## Problem statement
In the listing below, identify each line with the word "index" and return those lines.

## Figure record extracts
═══
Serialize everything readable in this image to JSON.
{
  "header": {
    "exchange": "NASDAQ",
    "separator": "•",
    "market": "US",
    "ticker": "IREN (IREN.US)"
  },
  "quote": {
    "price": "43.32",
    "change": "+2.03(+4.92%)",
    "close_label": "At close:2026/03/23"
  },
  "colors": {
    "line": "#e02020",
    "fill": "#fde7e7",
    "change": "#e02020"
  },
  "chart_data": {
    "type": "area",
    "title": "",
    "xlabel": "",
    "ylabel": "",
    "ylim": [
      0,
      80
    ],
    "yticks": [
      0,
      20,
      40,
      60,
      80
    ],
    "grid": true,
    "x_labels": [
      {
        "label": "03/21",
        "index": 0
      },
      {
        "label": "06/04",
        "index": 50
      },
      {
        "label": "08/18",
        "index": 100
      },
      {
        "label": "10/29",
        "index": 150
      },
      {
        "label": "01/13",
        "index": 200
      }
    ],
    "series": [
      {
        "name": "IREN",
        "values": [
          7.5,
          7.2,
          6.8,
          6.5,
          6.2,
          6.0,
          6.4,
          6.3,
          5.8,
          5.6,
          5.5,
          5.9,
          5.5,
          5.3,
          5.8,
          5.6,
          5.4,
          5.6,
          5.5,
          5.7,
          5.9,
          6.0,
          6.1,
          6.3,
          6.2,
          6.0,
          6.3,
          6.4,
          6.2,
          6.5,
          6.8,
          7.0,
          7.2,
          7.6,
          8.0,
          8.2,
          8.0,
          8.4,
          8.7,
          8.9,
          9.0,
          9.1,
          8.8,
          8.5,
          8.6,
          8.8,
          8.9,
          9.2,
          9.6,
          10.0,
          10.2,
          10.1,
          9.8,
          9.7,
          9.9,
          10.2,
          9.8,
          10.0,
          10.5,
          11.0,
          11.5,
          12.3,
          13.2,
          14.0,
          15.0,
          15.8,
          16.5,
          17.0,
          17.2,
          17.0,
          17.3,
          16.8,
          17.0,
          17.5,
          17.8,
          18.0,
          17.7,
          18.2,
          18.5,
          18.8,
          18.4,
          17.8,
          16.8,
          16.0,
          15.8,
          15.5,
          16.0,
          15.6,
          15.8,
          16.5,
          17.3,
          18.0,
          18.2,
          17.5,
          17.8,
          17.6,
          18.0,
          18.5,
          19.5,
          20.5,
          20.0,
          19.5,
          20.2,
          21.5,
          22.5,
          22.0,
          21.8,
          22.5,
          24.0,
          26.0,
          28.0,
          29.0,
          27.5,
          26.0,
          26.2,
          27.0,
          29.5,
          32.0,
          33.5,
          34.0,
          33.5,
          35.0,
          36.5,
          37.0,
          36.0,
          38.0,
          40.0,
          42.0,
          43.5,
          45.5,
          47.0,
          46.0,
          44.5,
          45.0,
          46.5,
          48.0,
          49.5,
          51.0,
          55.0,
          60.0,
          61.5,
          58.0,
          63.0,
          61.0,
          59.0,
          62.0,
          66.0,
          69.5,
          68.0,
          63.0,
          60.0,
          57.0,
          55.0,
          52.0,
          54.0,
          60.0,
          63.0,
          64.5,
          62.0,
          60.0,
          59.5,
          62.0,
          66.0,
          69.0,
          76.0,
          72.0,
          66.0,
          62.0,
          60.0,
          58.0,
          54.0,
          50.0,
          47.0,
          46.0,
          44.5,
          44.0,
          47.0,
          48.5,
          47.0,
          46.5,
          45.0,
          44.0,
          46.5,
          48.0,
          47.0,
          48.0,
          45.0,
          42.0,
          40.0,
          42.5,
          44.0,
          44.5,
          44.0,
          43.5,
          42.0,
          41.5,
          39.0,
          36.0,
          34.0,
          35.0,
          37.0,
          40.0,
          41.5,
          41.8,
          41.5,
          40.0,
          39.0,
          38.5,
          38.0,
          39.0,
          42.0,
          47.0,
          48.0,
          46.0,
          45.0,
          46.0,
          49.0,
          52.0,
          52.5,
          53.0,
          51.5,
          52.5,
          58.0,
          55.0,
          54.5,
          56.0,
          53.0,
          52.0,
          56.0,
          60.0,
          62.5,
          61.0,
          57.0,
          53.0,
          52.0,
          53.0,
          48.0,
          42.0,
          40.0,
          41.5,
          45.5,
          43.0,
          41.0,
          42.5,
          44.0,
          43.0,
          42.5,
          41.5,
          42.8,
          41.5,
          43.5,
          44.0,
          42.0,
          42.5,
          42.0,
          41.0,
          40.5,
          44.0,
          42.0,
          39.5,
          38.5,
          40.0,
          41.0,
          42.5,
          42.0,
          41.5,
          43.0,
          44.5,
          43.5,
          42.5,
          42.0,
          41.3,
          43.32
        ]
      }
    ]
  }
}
═══
## Response below
        "index": 0
        "index": 50
        "index": 100
        "index": 150
        "index": 200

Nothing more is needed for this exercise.